*Stated exercise*
Write the data out again exactly, dropping any images it holds.

*Supplied entries*
(begin)
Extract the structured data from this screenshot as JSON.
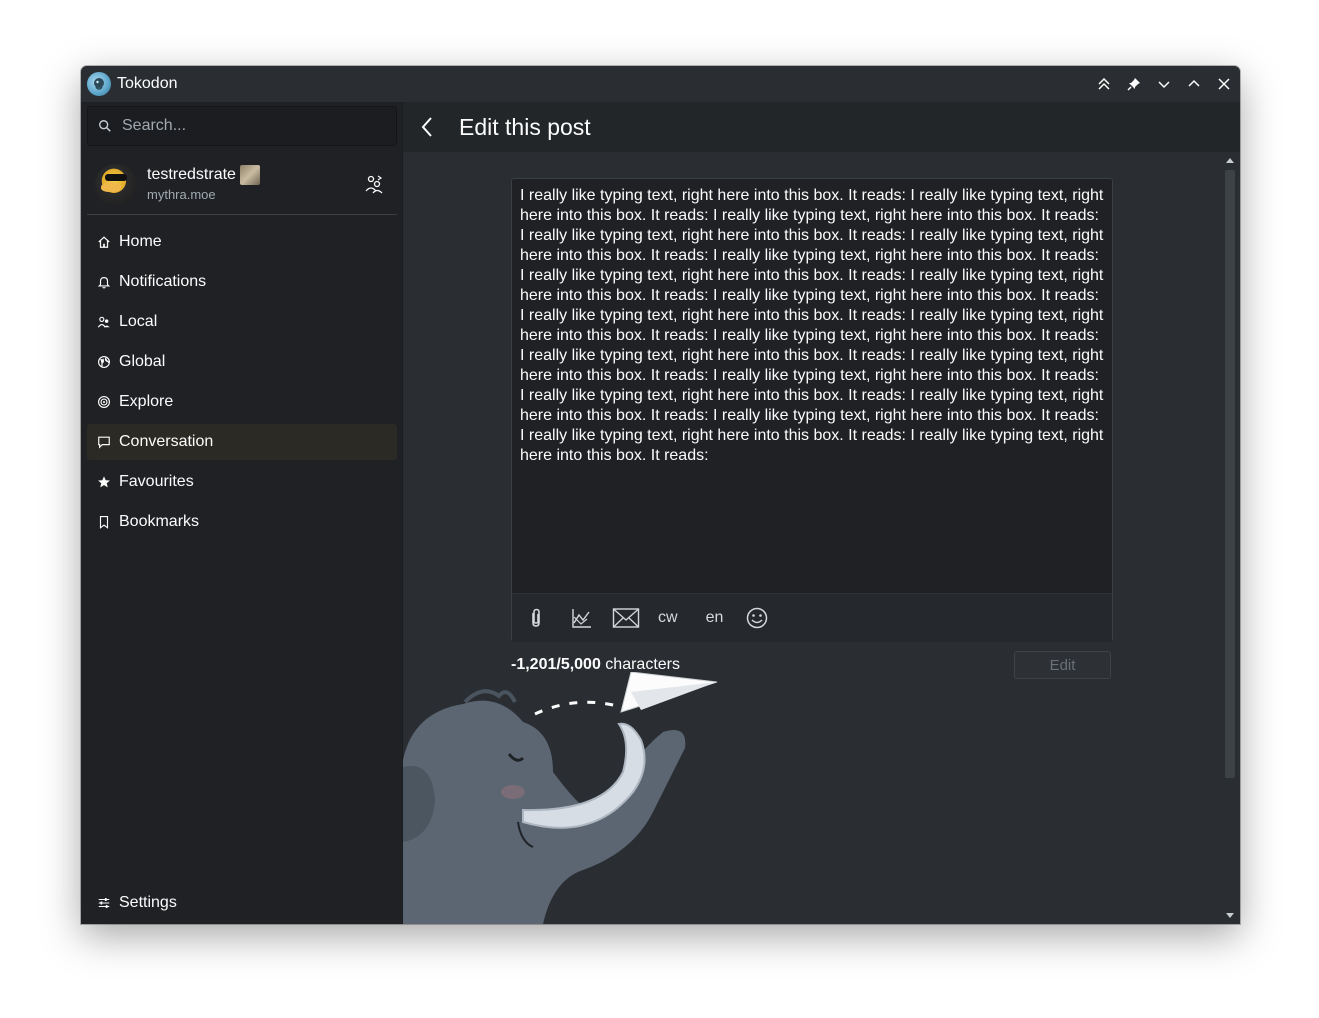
{
  "window": {
    "title": "Tokodon"
  },
  "titlebar_buttons": [
    "keep-above-icon",
    "pin-icon",
    "minimize-icon",
    "maximize-icon",
    "close-icon"
  ],
  "sidebar": {
    "search_placeholder": "Search...",
    "account": {
      "display_name": "testredstrate",
      "handle": "mythra.moe"
    },
    "items": [
      {
        "label": "Home",
        "icon": "home-icon",
        "active": false
      },
      {
        "label": "Notifications",
        "icon": "bell-icon",
        "active": false
      },
      {
        "label": "Local",
        "icon": "group-icon",
        "active": false
      },
      {
        "label": "Global",
        "icon": "globe-icon",
        "active": false
      },
      {
        "label": "Explore",
        "icon": "compass-icon",
        "active": false
      },
      {
        "label": "Conversation",
        "icon": "chat-icon",
        "active": true
      },
      {
        "label": "Favourites",
        "icon": "star-icon",
        "active": false
      },
      {
        "label": "Bookmarks",
        "icon": "bookmark-icon",
        "active": false
      }
    ],
    "settings_label": "Settings"
  },
  "page": {
    "title": "Edit this post"
  },
  "composer": {
    "text": "I really like typing text, right here into this box. It reads: I really like typing text, right here into this box. It reads: I really like typing text, right here into this box. It reads: I really like typing text, right here into this box. It reads: I really like typing text, right here into this box. It reads: I really like typing text, right here into this box. It reads: I really like typing text, right here into this box. It reads: I really like typing text, right here into this box. It reads: I really like typing text, right here into this box. It reads: I really like typing text, right here into this box. It reads: I really like typing text, right here into this box. It reads: I really like typing text, right here into this box. It reads: I really like typing text, right here into this box. It reads: I really like typing text, right here into this box. It reads: I really like typing text, right here into this box. It reads: I really like typing text, right here into this box. It reads: I really like typing text, right here into this box. It reads: I really like typing text, right here into this box. It reads: I really like typing text, right here into this box. It reads: I really like typing text, right here into this box. It reads:",
    "toolbar": {
      "cw_label": "cw",
      "language_label": "en"
    },
    "char_count_value": "-1,201/5,000",
    "char_count_suffix": " characters",
    "edit_label": "Edit"
  },
  "colors": {
    "window_bg": "#232629",
    "sidebar_bg": "#1f2124",
    "content_bg": "#2a2e32",
    "active_item": "#2b2a24",
    "text": "#fcfcfc",
    "muted_text": "#a1a9b1"
  }
}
(end)
*Output of the task*
Extract the structured data from this screenshot as JSON.
{
  "window": {
    "title": "Tokodon"
  },
  "titlebar_buttons": [
    "keep-above-icon",
    "pin-icon",
    "minimize-icon",
    "maximize-icon",
    "close-icon"
  ],
  "sidebar": {
    "search_placeholder": "Search...",
    "account": {
      "display_name": "testredstrate",
      "handle": "mythra.moe"
    },
    "items": [
      {
        "label": "Home",
        "icon": "home-icon",
        "active": false
      },
      {
        "label": "Notifications",
        "icon": "bell-icon",
        "active": false
      },
      {
        "label": "Local",
        "icon": "group-icon",
        "active": false
      },
      {
        "label": "Global",
        "icon": "globe-icon",
        "active": false
      },
      {
        "label": "Explore",
        "icon": "compass-icon",
        "active": false
      },
      {
        "label": "Conversation",
        "icon": "chat-icon",
        "active": true
      },
      {
        "label": "Favourites",
        "icon": "star-icon",
        "active": false
      },
      {
        "label": "Bookmarks",
        "icon": "bookmark-icon",
        "active": false
      }
    ],
    "settings_label": "Settings"
  },
  "page": {
    "title": "Edit this post"
  },
  "composer": {
    "text": "I really like typing text, right here into this box. It reads: I really like typing text, right here into this box. It reads: I really like typing text, right here into this box. It reads: I really like typing text, right here into this box. It reads: I really like typing text, right here into this box. It reads: I really like typing text, right here into this box. It reads: I really like typing text, right here into this box. It reads: I really like typing text, right here into this box. It reads: I really like typing text, right here into this box. It reads: I really like typing text, right here into this box. It reads: I really like typing text, right here into this box. It reads: I really like typing text, right here into this box. It reads: I really like typing text, right here into this box. It reads: I really like typing text, right here into this box. It reads: I really like typing text, right here into this box. It reads: I really like typing text, right here into this box. It reads: I really like typing text, right here into this box. It reads: I really like typing text, right here into this box. It reads: I really like typing text, right here into this box. It reads: I really like typing text, right here into this box. It reads:",
    "toolbar": {
      "cw_label": "cw",
      "language_label": "en"
    },
    "char_count_value": "-1,201/5,000",
    "char_count_suffix": " characters",
    "edit_label": "Edit"
  },
  "colors": {
    "window_bg": "#232629",
    "sidebar_bg": "#1f2124",
    "content_bg": "#2a2e32",
    "active_item": "#2b2a24",
    "text": "#fcfcfc",
    "muted_text": "#a1a9b1"
  }
}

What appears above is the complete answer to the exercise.